THE EXERCISE: The records should be written out in full, with nothing altered.

====== SUPPLIED DATA

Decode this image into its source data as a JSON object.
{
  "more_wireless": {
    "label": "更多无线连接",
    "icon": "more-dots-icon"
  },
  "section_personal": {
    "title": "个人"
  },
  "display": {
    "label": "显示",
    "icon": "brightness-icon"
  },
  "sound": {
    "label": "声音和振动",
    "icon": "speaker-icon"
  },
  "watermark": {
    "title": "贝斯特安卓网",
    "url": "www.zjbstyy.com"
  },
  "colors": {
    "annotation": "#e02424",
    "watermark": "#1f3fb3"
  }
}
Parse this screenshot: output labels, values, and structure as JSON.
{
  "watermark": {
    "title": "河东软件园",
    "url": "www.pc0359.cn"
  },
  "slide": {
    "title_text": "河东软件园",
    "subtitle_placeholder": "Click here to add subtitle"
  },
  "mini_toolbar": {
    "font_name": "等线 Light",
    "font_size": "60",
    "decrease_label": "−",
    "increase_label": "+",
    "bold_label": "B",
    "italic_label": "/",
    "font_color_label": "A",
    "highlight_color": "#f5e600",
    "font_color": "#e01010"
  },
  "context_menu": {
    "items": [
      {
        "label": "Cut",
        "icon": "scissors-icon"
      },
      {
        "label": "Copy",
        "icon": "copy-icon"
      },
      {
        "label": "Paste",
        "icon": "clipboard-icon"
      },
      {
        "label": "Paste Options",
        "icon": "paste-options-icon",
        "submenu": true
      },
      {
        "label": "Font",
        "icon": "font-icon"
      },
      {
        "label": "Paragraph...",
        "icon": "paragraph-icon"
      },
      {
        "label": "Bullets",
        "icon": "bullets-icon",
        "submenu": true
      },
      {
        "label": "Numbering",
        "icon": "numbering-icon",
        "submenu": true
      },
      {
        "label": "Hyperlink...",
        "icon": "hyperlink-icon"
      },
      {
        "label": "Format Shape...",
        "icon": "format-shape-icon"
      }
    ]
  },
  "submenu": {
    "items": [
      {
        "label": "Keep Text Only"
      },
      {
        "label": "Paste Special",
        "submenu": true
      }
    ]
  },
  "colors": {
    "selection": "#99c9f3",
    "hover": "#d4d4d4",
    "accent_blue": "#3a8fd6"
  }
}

============

ANSWER TO THIS EXERCISE:
Decode this image into its source data as a JSON object.
{
  "more_wireless": {
    "label": "更多无线连接",
    "icon": "more-dots-icon"
  },
  "section_personal": {
    "title": "个人"
  },
  "display": {
    "label": "显示",
    "icon": "brightness-icon"
  },
  "sound": {
    "label": "声音和振动",
    "icon": "speaker-icon"
  },
  "watermark": {
    "title": "贝斯特安卓网",
    "url": "www.zjbstyy.com"
  },
  "colors": {
    "annotation": "#e02424",
    "watermark": "#1f3fb3"
  }
}
Parse this screenshot: output labels, values, and structure as JSON.
{
  "watermark": {
    "title": "河东软件园",
    "url": "www.pc0359.cn"
  },
  "slide": {
    "title_text": "河东软件园",
    "subtitle_placeholder": "Click here to add subtitle"
  },
  "mini_toolbar": {
    "font_name": "等线 Light",
    "font_size": "60",
    "decrease_label": "−",
    "increase_label": "+",
    "bold_label": "B",
    "italic_label": "/",
    "font_color_label": "A",
    "highlight_color": "#f5e600",
    "font_color": "#e01010"
  },
  "context_menu": {
    "items": [
      {
        "label": "Cut",
        "icon": "scissors-icon"
      },
      {
        "label": "Copy",
        "icon": "copy-icon"
      },
      {
        "label": "Paste",
        "icon": "clipboard-icon"
      },
      {
        "label": "Paste Options",
        "icon": "paste-options-icon",
        "submenu": true
      },
      {
        "label": "Font",
        "icon": "font-icon"
      },
      {
        "label": "Paragraph...",
        "icon": "paragraph-icon"
      },
      {
        "label": "Bullets",
        "icon": "bullets-icon",
        "submenu": true
      },
      {
        "label": "Numbering",
        "icon": "numbering-icon",
        "submenu": true
      },
      {
        "label": "Hyperlink...",
        "icon": "hyperlink-icon"
      },
      {
        "label": "Format Shape...",
        "icon": "format-shape-icon"
      }
    ]
  },
  "submenu": {
    "items": [
      {
        "label": "Keep Text Only"
      },
      {
        "label": "Paste Special",
        "submenu": true
      }
    ]
  },
  "colors": {
    "selection": "#99c9f3",
    "hover": "#d4d4d4",
    "accent_blue": "#3a8fd6"
  }
}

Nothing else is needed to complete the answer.